*WRITTEN TASK*
Rewrite everything from the start of the material down to the line containing "soft shadow [113,360,425,415]", switching "tulips" to "lilies" and changing nothing else.

*TASK MATERIAL*

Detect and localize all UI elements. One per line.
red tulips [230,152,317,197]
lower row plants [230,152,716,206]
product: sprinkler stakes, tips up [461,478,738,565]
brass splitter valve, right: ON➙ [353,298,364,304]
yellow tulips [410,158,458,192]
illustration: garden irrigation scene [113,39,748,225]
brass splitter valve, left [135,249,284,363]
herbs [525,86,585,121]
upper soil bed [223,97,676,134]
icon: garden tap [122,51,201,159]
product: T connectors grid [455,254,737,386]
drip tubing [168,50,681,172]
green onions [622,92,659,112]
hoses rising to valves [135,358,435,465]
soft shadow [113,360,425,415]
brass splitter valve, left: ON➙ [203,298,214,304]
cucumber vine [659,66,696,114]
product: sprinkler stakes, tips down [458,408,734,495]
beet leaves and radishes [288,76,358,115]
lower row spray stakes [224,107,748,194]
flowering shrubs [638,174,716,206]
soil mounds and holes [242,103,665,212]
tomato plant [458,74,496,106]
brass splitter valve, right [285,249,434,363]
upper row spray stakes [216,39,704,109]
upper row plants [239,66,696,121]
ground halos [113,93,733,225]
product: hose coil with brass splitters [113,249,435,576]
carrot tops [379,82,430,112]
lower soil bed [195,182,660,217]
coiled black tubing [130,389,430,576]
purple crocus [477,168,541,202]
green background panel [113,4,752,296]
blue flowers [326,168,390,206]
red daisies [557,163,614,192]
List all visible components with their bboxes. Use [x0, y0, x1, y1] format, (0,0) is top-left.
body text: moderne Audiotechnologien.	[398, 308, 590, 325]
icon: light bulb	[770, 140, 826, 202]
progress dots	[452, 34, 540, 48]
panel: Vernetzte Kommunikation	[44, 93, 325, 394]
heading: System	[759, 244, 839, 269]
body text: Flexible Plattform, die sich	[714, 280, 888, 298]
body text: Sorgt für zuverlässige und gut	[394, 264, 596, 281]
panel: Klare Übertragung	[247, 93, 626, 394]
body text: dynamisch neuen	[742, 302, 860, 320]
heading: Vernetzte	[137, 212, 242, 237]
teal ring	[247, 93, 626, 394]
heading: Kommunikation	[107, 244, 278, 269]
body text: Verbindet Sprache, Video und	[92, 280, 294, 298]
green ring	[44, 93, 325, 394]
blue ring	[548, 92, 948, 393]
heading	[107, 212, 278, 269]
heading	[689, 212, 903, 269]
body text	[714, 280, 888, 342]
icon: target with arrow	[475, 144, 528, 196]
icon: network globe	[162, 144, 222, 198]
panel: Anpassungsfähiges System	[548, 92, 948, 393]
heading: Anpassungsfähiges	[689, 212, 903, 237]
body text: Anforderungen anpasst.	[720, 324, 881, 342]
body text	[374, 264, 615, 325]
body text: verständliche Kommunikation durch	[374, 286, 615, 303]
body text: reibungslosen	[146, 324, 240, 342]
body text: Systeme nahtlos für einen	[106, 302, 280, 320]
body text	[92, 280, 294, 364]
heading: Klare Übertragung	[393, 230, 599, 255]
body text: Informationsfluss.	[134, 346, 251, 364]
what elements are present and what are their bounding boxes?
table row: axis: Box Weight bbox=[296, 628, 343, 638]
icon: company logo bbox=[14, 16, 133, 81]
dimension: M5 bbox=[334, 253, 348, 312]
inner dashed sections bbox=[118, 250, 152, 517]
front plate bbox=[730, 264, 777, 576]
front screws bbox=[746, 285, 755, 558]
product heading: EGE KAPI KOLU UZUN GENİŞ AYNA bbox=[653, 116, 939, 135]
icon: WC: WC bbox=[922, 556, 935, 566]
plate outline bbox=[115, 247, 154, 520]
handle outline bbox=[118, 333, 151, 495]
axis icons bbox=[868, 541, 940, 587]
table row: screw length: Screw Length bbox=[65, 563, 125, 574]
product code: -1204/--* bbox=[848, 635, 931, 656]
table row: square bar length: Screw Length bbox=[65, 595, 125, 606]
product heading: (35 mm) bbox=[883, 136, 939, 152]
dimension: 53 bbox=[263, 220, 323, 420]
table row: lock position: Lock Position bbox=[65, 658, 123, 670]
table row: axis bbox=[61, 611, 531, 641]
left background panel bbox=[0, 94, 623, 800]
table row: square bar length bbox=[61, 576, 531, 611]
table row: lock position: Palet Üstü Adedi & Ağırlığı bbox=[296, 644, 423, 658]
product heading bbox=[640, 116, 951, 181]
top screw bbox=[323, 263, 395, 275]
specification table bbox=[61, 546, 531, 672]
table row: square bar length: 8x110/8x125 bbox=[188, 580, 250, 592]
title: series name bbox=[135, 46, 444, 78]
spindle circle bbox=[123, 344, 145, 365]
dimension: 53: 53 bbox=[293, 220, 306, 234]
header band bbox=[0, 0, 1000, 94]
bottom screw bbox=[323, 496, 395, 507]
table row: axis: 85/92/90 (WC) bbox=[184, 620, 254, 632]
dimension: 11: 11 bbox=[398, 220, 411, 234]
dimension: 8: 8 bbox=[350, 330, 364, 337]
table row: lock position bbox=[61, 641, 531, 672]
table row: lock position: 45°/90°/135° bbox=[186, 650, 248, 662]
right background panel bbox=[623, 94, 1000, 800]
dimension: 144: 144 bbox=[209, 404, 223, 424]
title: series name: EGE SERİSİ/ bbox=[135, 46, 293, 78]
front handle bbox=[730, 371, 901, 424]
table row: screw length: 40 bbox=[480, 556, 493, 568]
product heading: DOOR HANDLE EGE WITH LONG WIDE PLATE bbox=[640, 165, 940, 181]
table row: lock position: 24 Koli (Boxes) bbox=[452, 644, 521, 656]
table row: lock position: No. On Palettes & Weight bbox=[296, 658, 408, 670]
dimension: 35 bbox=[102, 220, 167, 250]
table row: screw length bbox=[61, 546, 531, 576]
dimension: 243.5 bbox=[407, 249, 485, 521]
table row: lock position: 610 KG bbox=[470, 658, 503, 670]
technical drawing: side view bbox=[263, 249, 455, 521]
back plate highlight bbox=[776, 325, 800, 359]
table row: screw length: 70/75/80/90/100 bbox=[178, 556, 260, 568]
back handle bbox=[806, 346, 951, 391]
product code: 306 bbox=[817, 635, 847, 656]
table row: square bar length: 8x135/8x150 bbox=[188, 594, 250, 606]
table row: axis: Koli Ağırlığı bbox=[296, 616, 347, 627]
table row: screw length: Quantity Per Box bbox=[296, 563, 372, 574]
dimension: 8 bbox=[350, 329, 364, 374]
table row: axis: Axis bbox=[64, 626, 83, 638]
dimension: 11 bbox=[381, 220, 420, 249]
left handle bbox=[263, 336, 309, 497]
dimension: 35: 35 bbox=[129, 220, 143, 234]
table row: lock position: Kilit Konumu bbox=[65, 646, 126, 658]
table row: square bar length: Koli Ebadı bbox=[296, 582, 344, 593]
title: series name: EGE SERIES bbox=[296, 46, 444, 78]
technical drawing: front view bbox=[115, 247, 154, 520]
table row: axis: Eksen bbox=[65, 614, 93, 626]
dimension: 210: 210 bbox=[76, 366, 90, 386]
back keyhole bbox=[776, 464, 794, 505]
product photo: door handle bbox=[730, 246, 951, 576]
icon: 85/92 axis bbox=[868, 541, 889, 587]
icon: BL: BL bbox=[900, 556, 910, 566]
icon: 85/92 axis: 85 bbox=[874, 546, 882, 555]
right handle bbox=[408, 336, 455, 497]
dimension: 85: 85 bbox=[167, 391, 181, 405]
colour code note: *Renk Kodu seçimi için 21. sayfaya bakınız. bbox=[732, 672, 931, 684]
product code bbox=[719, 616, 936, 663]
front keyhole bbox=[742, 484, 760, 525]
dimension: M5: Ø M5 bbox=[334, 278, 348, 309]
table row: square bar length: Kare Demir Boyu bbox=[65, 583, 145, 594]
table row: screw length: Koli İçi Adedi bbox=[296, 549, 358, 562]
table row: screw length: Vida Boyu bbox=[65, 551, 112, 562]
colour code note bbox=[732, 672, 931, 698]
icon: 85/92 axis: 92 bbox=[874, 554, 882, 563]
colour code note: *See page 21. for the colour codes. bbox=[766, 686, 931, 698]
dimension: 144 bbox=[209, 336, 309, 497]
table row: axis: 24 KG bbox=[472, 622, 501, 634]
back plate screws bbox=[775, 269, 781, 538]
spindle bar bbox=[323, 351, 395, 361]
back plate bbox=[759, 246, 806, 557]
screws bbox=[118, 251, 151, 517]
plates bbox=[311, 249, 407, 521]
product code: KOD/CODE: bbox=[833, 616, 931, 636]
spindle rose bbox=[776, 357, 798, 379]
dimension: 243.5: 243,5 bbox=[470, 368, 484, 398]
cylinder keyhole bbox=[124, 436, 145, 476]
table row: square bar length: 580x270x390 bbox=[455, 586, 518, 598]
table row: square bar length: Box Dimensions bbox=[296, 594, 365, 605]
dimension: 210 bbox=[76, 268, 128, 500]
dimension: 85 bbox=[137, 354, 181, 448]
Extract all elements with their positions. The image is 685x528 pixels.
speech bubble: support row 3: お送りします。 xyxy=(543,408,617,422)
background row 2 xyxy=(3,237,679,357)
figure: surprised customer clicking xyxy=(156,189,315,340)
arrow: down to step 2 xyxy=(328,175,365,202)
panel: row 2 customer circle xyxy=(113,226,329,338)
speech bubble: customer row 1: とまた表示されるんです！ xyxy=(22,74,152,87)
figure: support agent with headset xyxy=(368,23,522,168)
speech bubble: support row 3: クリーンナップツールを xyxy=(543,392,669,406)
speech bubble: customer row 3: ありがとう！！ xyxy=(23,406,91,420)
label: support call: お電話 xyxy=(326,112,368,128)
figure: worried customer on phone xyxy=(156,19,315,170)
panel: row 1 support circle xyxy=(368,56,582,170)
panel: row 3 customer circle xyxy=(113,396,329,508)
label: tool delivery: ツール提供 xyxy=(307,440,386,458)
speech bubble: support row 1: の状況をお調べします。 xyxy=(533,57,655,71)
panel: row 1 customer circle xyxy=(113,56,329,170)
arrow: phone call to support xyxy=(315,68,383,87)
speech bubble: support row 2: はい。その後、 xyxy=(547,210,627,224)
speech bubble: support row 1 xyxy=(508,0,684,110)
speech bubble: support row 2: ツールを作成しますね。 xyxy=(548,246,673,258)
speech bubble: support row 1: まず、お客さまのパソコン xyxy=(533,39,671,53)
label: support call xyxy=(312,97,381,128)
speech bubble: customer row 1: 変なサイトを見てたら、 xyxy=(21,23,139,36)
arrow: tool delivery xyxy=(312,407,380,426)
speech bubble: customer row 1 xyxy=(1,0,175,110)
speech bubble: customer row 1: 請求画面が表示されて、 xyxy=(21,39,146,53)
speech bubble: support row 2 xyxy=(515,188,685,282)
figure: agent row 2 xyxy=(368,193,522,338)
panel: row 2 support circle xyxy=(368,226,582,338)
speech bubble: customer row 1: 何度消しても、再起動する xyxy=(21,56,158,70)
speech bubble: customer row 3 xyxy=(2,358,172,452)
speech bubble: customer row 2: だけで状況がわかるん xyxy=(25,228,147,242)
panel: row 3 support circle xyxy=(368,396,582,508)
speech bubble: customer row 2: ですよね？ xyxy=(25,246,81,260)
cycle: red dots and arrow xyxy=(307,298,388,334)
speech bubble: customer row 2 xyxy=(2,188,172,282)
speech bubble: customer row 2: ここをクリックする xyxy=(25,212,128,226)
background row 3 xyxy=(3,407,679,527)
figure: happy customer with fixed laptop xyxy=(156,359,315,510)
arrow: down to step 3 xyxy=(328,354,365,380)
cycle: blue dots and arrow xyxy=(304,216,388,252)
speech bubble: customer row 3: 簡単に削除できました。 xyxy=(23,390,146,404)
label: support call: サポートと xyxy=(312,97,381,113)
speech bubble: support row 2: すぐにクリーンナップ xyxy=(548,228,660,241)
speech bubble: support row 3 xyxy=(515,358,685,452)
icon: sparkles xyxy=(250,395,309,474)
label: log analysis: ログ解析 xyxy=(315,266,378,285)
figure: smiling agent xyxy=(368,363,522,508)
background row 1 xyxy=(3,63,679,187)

*SOLVED EXERCISE*
Detect and localize all UI elements. One per line.
red lilies [230,152,317,197]
lower row plants [230,152,716,206]
product: sprinkler stakes, tips up [461,478,738,565]
brass splitter valve, right: ON➙ [353,298,364,304]
yellow lilies [410,158,458,192]
illustration: garden irrigation scene [113,39,748,225]
brass splitter valve, left [135,249,284,363]
herbs [525,86,585,121]
upper soil bed [223,97,676,134]
icon: garden tap [122,51,201,159]
product: T connectors grid [455,254,737,386]
drip tubing [168,50,681,172]
green onions [622,92,659,112]
hoses rising to valves [135,358,435,465]
soft shadow [113,360,425,415]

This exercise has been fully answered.